## PROBLEM REQUIREMENTS
Your task is to transcribe, word for word, the line containing "Serialize everything readable" and all lines that follow it to the end of the entries. Leave out the pictures.

## RECORDS FOR THE TASK
↓

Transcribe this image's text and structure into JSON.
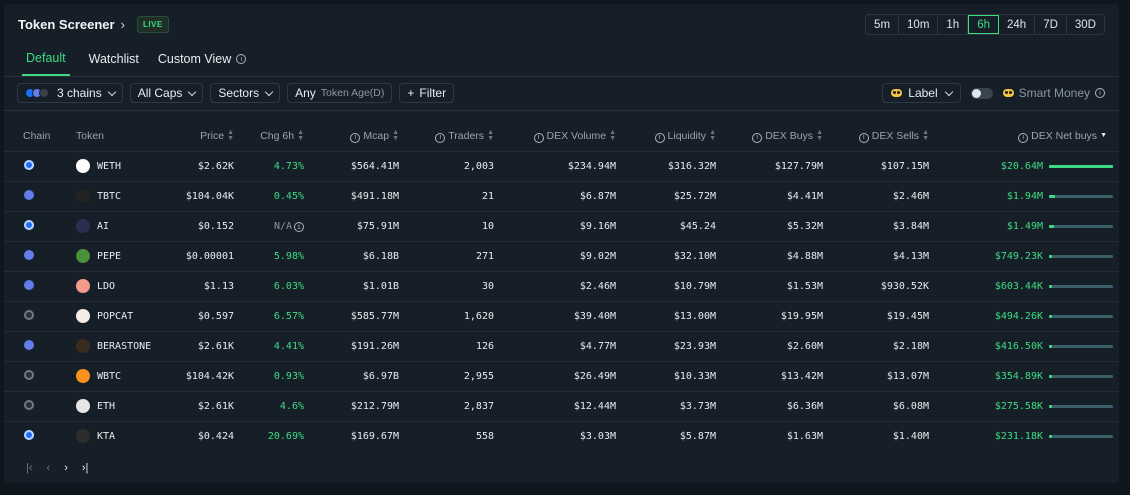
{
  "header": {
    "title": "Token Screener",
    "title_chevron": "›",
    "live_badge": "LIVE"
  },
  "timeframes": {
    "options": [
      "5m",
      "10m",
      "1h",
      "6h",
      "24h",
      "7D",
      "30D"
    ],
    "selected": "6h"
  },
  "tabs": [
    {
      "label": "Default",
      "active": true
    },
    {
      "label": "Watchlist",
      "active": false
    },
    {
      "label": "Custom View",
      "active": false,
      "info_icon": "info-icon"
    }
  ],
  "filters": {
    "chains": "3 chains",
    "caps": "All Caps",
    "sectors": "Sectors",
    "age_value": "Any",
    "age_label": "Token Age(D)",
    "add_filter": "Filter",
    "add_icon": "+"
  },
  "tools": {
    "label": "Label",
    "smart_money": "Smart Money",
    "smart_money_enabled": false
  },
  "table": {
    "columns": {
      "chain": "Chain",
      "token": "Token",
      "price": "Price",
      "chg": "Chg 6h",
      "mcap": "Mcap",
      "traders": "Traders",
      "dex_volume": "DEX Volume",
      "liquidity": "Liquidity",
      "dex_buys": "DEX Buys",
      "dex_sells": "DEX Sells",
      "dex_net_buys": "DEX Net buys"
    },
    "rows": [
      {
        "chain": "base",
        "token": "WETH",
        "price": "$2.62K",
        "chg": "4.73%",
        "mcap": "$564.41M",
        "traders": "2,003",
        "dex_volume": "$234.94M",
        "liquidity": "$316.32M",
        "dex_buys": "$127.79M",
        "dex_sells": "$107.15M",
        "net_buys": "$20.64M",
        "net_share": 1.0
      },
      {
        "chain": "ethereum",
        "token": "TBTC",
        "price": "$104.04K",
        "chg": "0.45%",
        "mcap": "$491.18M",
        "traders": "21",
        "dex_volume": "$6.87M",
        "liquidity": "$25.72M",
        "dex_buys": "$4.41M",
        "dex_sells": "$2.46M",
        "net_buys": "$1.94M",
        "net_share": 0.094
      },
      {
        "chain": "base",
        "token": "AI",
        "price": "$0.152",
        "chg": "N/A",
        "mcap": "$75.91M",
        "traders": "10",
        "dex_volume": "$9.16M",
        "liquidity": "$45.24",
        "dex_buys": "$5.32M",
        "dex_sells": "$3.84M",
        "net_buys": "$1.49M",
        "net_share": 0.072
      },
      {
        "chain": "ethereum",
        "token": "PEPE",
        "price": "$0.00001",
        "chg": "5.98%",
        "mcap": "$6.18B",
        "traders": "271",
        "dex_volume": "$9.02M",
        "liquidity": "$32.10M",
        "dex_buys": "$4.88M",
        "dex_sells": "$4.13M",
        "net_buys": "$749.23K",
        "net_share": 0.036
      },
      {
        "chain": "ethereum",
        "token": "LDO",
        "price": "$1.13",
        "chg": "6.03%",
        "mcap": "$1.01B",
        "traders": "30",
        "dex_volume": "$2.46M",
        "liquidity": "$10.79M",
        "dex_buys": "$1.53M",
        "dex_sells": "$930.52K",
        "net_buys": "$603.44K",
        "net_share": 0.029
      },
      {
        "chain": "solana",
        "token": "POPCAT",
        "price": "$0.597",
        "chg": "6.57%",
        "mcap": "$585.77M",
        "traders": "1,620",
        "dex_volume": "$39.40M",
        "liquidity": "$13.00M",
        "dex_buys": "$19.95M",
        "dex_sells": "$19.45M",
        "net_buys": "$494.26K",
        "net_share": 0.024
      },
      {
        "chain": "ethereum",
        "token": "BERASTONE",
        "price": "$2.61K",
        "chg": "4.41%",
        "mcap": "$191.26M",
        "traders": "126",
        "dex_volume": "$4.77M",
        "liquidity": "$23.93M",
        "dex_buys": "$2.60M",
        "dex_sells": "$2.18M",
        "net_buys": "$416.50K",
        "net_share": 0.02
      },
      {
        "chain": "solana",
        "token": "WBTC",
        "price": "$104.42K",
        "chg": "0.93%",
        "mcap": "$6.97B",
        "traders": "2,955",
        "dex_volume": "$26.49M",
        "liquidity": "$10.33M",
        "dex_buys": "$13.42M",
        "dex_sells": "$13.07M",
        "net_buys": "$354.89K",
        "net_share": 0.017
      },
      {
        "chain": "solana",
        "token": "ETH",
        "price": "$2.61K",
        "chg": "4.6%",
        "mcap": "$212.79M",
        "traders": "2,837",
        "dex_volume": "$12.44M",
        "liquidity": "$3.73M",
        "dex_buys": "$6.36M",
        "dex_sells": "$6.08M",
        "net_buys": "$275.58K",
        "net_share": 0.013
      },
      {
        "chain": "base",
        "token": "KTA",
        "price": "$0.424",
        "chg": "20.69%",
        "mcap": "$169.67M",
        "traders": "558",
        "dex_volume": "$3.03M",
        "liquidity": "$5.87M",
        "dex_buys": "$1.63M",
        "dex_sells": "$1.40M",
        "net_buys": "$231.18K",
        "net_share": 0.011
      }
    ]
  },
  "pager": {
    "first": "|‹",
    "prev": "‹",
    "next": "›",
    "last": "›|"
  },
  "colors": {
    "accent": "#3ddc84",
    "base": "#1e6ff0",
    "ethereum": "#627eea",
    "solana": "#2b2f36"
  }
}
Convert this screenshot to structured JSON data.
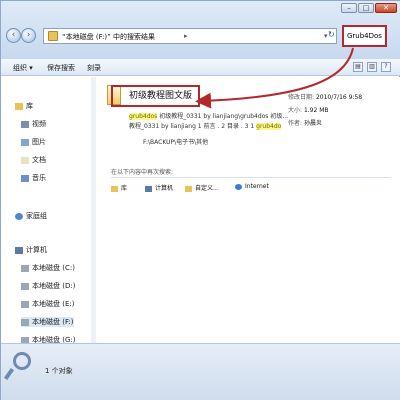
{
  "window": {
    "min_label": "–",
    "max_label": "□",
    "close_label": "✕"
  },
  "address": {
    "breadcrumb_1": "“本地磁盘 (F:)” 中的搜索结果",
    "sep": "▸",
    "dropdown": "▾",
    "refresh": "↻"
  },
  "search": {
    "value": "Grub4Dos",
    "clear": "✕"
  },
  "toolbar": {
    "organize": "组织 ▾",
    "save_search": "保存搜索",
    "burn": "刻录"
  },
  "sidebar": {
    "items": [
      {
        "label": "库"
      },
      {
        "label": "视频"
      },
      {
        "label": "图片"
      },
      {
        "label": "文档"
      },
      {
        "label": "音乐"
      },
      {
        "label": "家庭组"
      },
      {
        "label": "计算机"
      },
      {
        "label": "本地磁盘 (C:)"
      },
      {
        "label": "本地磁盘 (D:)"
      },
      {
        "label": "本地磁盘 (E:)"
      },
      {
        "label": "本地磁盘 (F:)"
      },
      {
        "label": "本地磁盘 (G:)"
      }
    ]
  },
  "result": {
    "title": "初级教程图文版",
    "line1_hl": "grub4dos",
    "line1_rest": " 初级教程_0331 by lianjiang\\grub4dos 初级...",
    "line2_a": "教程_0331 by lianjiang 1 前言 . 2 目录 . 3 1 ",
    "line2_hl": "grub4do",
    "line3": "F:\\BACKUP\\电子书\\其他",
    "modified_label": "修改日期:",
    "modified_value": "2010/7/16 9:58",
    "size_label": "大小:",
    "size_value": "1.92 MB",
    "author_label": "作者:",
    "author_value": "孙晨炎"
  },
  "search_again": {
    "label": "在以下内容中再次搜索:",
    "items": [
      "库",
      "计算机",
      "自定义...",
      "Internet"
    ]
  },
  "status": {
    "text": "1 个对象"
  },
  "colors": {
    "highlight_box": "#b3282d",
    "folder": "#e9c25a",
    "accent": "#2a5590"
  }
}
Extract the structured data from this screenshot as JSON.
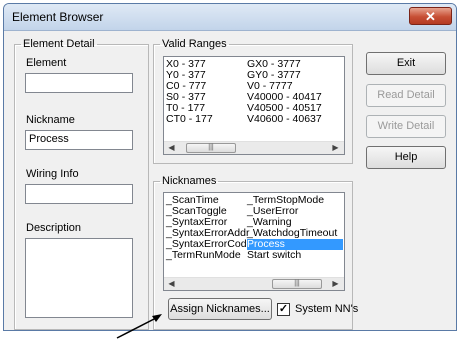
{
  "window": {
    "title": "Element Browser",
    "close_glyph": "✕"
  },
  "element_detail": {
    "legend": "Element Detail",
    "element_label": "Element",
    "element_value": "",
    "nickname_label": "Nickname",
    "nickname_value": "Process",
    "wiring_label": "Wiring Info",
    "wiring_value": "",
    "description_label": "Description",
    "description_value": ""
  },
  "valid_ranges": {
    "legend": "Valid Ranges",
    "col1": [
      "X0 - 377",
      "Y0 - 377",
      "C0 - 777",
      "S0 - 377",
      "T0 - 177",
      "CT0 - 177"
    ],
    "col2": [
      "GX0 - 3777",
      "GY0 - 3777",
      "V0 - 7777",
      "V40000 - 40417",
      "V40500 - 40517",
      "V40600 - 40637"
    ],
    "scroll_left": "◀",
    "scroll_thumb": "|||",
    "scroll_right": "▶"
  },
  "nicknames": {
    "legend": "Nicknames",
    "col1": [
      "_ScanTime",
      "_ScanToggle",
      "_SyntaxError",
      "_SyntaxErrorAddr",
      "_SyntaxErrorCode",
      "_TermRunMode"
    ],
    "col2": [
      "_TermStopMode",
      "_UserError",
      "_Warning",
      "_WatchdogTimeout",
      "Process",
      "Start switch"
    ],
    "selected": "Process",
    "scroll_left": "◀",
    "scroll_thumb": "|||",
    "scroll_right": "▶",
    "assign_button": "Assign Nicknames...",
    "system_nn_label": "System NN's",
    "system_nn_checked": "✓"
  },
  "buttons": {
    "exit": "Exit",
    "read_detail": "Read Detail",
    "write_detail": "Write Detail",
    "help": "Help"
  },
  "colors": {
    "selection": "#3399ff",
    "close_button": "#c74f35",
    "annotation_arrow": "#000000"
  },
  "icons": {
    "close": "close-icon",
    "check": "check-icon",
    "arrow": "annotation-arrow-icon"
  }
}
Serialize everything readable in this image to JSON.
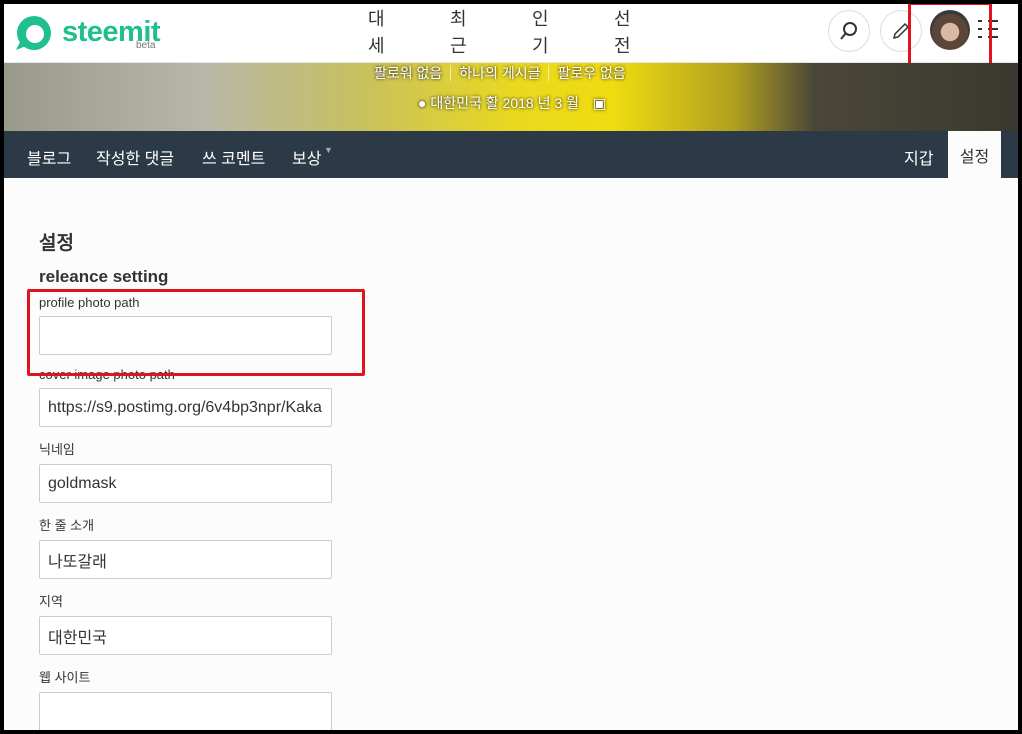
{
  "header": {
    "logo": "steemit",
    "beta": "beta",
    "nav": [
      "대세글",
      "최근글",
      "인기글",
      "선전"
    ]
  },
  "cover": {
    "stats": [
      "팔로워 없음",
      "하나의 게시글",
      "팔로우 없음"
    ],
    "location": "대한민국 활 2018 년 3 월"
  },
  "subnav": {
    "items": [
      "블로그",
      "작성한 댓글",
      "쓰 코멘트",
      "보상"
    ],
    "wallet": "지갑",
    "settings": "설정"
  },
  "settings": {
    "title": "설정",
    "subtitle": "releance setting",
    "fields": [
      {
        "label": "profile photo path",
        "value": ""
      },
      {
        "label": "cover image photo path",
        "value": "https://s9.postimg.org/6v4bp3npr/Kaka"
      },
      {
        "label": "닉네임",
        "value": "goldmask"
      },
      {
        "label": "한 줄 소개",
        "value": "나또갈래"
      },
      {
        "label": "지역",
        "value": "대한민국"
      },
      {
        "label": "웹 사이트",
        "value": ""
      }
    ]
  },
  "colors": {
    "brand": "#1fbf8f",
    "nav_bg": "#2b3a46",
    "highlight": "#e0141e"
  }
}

↑

## RESULT FOR THIS TASK
Serialize everything readable in this image to JSON.
{
  "header": {
    "logo": "steemit",
    "beta": "beta",
    "nav": [
      "대세글",
      "최근글",
      "인기글",
      "선전"
    ]
  },
  "cover": {
    "stats": [
      "팔로워 없음",
      "하나의 게시글",
      "팔로우 없음"
    ],
    "location": "대한민국 활 2018 년 3 월"
  },
  "subnav": {
    "items": [
      "블로그",
      "작성한 댓글",
      "쓰 코멘트",
      "보상"
    ],
    "wallet": "지갑",
    "settings": "설정"
  },
  "settings": {
    "title": "설정",
    "subtitle": "releance setting",
    "fields": [
      {
        "label": "profile photo path",
        "value": ""
      },
      {
        "label": "cover image photo path",
        "value": "https://s9.postimg.org/6v4bp3npr/Kaka"
      },
      {
        "label": "닉네임",
        "value": "goldmask"
      },
      {
        "label": "한 줄 소개",
        "value": "나또갈래"
      },
      {
        "label": "지역",
        "value": "대한민국"
      },
      {
        "label": "웹 사이트",
        "value": ""
      }
    ]
  },
  "colors": {
    "brand": "#1fbf8f",
    "nav_bg": "#2b3a46",
    "highlight": "#e0141e"
  }
}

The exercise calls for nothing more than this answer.